**Task description:** Using the listing below, report all lines holding the word "well".

Saved entries
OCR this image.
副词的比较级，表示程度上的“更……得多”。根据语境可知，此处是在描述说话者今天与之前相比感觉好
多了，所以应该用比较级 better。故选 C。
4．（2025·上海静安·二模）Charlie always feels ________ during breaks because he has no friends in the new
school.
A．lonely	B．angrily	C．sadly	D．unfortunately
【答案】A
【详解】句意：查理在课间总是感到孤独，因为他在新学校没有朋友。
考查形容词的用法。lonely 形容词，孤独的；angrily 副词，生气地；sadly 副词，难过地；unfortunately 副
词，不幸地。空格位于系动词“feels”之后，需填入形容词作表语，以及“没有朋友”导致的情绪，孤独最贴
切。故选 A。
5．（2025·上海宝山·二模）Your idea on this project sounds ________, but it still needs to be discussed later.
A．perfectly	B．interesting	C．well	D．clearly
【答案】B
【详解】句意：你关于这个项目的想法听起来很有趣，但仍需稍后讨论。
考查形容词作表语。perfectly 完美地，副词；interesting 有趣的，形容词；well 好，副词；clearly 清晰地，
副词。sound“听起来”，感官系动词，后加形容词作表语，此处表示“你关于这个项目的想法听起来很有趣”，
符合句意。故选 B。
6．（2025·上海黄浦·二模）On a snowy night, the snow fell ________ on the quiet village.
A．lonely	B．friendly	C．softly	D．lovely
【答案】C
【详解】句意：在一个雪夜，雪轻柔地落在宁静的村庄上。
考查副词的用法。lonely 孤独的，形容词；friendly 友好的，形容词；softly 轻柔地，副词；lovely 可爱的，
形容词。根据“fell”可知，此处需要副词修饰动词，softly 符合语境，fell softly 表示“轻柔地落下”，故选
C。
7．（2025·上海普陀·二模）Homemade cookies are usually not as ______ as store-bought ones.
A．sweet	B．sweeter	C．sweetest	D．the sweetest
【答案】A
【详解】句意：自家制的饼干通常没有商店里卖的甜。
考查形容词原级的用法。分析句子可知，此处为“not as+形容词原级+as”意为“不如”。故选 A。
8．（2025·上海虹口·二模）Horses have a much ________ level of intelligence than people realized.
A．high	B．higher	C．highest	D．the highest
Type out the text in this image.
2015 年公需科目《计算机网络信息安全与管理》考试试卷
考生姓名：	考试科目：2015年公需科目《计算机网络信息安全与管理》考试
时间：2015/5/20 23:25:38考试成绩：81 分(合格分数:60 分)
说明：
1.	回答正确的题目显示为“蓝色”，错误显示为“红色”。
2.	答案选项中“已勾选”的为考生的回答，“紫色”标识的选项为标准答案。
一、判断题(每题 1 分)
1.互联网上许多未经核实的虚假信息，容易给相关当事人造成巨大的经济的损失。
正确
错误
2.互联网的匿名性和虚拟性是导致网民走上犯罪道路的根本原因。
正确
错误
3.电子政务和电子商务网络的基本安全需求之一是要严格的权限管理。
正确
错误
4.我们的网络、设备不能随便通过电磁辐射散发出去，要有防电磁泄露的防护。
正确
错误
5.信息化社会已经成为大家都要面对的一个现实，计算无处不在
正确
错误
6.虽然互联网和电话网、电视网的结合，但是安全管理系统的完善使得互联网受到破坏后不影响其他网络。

**The result:**
A．perfectly	B．interesting	C．well	D．clearly
考查形容词作表语。perfectly 完美地，副词；interesting 有趣的，形容词；well 好，副词；clearly 清晰地，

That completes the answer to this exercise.